■ **YOUR TASK**:
Retype everything in the listing, leaving each line exactly as it is.

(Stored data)
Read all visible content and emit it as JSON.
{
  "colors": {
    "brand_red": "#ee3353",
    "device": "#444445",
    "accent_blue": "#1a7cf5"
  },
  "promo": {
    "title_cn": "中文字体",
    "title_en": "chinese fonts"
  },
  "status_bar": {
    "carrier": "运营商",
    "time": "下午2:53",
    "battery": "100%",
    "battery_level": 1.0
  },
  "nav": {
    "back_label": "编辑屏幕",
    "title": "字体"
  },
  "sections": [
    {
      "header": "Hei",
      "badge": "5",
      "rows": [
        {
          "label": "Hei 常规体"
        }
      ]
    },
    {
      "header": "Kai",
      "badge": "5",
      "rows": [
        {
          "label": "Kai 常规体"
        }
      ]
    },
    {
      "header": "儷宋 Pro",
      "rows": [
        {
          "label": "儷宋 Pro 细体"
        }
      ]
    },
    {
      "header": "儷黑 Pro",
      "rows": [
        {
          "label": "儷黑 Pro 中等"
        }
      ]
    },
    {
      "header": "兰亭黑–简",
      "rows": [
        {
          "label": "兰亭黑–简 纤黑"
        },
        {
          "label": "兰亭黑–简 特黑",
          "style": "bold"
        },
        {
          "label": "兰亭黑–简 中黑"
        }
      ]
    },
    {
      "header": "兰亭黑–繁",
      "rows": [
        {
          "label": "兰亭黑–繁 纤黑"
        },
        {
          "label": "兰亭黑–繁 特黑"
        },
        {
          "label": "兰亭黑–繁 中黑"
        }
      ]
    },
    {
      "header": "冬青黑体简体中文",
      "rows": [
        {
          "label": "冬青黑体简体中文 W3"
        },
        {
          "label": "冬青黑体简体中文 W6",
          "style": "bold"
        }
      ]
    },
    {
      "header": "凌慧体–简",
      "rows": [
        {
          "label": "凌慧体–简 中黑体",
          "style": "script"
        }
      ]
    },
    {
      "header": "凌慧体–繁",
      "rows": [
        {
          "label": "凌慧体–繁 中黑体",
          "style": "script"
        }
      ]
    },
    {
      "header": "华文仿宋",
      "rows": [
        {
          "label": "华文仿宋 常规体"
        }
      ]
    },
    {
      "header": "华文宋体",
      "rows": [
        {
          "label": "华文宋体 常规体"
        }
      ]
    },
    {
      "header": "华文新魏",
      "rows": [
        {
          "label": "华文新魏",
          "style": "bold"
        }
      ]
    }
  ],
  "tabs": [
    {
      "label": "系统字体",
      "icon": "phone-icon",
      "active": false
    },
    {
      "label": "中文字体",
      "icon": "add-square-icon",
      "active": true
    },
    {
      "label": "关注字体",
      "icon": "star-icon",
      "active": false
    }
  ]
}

■ **CORRECT OUTPUT**:
Read all visible content and emit it as JSON.
{
  "colors": {
    "brand_red": "#ee3353",
    "device": "#444445",
    "accent_blue": "#1a7cf5"
  },
  "promo": {
    "title_cn": "中文字体",
    "title_en": "chinese fonts"
  },
  "status_bar": {
    "carrier": "运营商",
    "time": "下午2:53",
    "battery": "100%",
    "battery_level": 1.0
  },
  "nav": {
    "back_label": "编辑屏幕",
    "title": "字体"
  },
  "sections": [
    {
      "header": "Hei",
      "badge": "5",
      "rows": [
        {
          "label": "Hei 常规体"
        }
      ]
    },
    {
      "header": "Kai",
      "badge": "5",
      "rows": [
        {
          "label": "Kai 常规体"
        }
      ]
    },
    {
      "header": "儷宋 Pro",
      "rows": [
        {
          "label": "儷宋 Pro 细体"
        }
      ]
    },
    {
      "header": "儷黑 Pro",
      "rows": [
        {
          "label": "儷黑 Pro 中等"
        }
      ]
    },
    {
      "header": "兰亭黑–简",
      "rows": [
        {
          "label": "兰亭黑–简 纤黑"
        },
        {
          "label": "兰亭黑–简 特黑",
          "style": "bold"
        },
        {
          "label": "兰亭黑–简 中黑"
        }
      ]
    },
    {
      "header": "兰亭黑–繁",
      "rows": [
        {
          "label": "兰亭黑–繁 纤黑"
        },
        {
          "label": "兰亭黑–繁 特黑"
        },
        {
          "label": "兰亭黑–繁 中黑"
        }
      ]
    },
    {
      "header": "冬青黑体简体中文",
      "rows": [
        {
          "label": "冬青黑体简体中文 W3"
        },
        {
          "label": "冬青黑体简体中文 W6",
          "style": "bold"
        }
      ]
    },
    {
      "header": "凌慧体–简",
      "rows": [
        {
          "label": "凌慧体–简 中黑体",
          "style": "script"
        }
      ]
    },
    {
      "header": "凌慧体–繁",
      "rows": [
        {
          "label": "凌慧体–繁 中黑体",
          "style": "script"
        }
      ]
    },
    {
      "header": "华文仿宋",
      "rows": [
        {
          "label": "华文仿宋 常规体"
        }
      ]
    },
    {
      "header": "华文宋体",
      "rows": [
        {
          "label": "华文宋体 常规体"
        }
      ]
    },
    {
      "header": "华文新魏",
      "rows": [
        {
          "label": "华文新魏",
          "style": "bold"
        }
      ]
    }
  ],
  "tabs": [
    {
      "label": "系统字体",
      "icon": "phone-icon",
      "active": false
    },
    {
      "label": "中文字体",
      "icon": "add-square-icon",
      "active": true
    },
    {
      "label": "关注字体",
      "icon": "star-icon",
      "active": false
    }
  ]
}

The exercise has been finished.